[Instructions for the task] Report how many lines of these entries hold the string "this"; reply with the number alone.

Recorded data
++++++
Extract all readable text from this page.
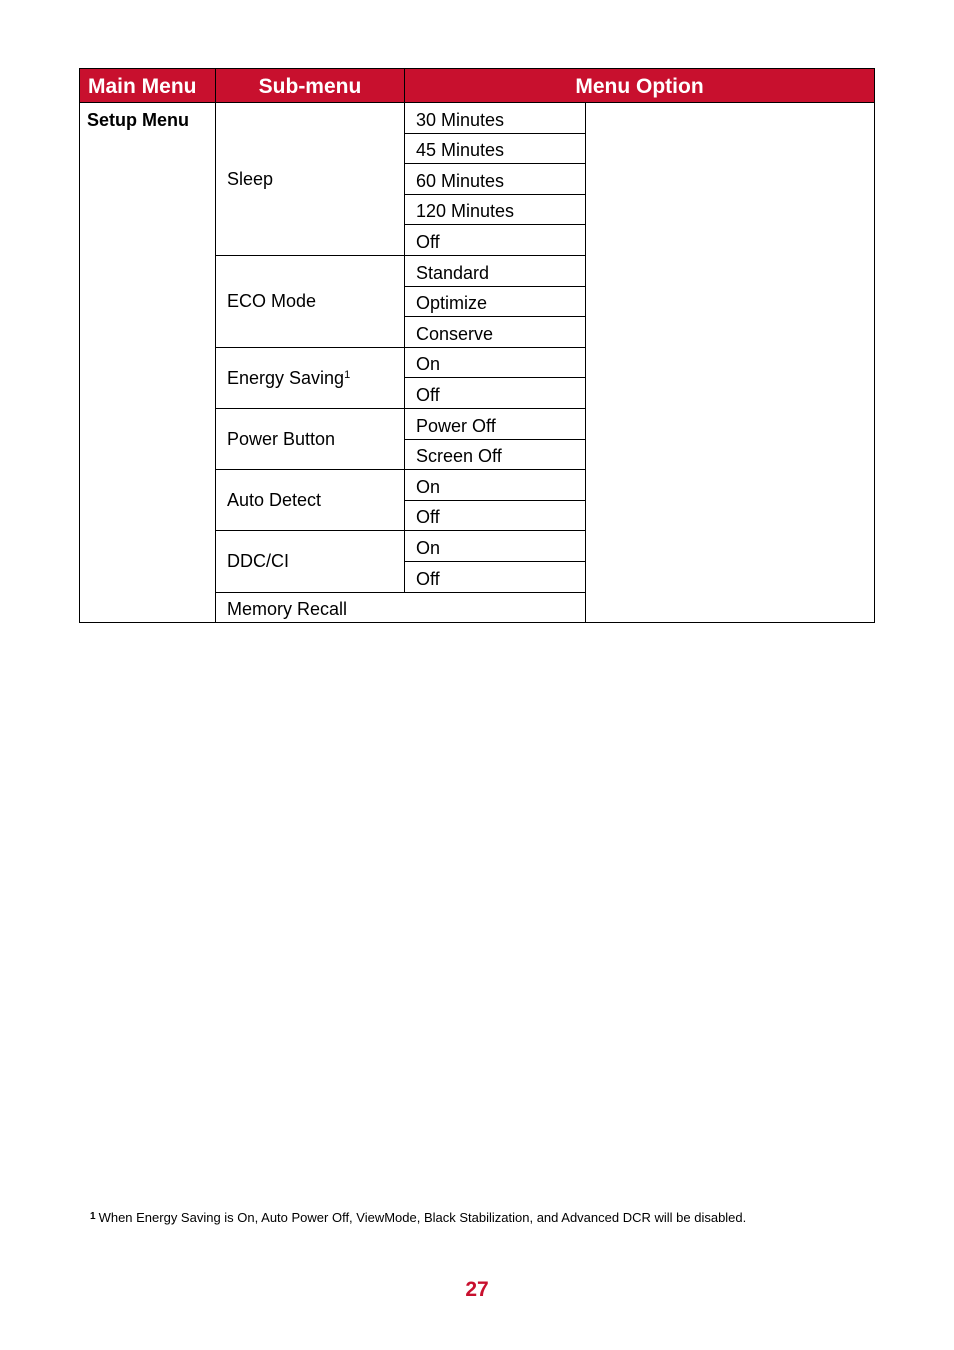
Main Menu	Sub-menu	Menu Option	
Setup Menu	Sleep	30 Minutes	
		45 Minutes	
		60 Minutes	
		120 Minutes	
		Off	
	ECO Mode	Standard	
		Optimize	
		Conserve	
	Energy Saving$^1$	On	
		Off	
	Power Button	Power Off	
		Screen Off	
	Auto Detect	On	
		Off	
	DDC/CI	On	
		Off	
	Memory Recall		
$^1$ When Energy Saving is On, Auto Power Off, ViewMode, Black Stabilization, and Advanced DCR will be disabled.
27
++++++
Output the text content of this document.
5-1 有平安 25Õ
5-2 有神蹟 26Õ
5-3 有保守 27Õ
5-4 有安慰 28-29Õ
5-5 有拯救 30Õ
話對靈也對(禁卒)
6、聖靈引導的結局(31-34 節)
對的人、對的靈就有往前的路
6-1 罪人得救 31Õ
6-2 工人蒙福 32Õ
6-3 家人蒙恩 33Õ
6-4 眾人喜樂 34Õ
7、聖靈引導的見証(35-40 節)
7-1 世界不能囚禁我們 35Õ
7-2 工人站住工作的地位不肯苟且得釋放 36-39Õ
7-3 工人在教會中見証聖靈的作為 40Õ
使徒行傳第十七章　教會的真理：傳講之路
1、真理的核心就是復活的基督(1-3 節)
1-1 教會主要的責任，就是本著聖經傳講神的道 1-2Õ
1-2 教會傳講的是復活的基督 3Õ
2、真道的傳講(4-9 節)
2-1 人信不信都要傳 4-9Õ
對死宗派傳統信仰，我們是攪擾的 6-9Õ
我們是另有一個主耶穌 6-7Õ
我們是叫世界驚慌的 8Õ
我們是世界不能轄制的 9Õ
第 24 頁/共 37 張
++++++
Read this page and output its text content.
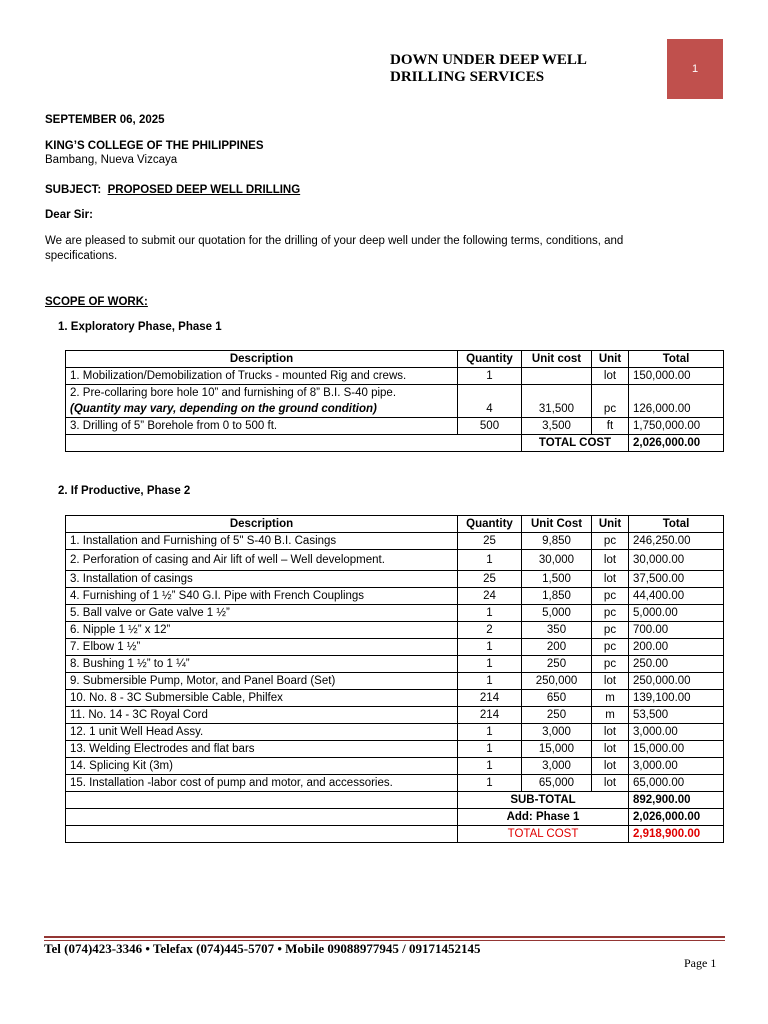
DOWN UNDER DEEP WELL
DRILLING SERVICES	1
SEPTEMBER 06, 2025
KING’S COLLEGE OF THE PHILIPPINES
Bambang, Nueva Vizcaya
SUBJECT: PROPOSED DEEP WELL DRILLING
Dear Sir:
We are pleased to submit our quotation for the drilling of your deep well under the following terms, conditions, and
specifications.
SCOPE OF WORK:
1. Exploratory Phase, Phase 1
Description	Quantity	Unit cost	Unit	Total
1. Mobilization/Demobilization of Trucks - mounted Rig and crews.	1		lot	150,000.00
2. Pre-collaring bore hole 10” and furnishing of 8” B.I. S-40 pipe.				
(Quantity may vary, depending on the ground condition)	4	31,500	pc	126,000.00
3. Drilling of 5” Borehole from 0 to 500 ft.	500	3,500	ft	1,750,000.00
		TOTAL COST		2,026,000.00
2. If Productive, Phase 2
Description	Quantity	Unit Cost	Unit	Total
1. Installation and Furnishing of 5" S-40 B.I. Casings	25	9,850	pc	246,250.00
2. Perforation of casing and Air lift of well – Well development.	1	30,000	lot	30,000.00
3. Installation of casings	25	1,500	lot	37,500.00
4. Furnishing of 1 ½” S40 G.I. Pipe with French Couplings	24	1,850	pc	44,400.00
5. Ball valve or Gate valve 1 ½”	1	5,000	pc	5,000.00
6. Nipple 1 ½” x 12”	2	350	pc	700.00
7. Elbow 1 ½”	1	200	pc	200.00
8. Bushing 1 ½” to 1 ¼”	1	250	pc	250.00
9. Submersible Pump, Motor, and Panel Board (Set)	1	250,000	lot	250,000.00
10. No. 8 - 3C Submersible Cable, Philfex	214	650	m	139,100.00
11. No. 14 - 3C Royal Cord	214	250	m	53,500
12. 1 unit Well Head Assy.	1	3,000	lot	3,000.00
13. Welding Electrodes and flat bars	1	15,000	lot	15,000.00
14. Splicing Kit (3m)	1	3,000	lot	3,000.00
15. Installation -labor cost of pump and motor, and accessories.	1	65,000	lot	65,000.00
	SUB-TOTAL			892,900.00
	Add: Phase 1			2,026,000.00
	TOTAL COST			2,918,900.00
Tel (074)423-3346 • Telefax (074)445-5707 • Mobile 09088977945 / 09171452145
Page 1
++++++
[Written reply] 3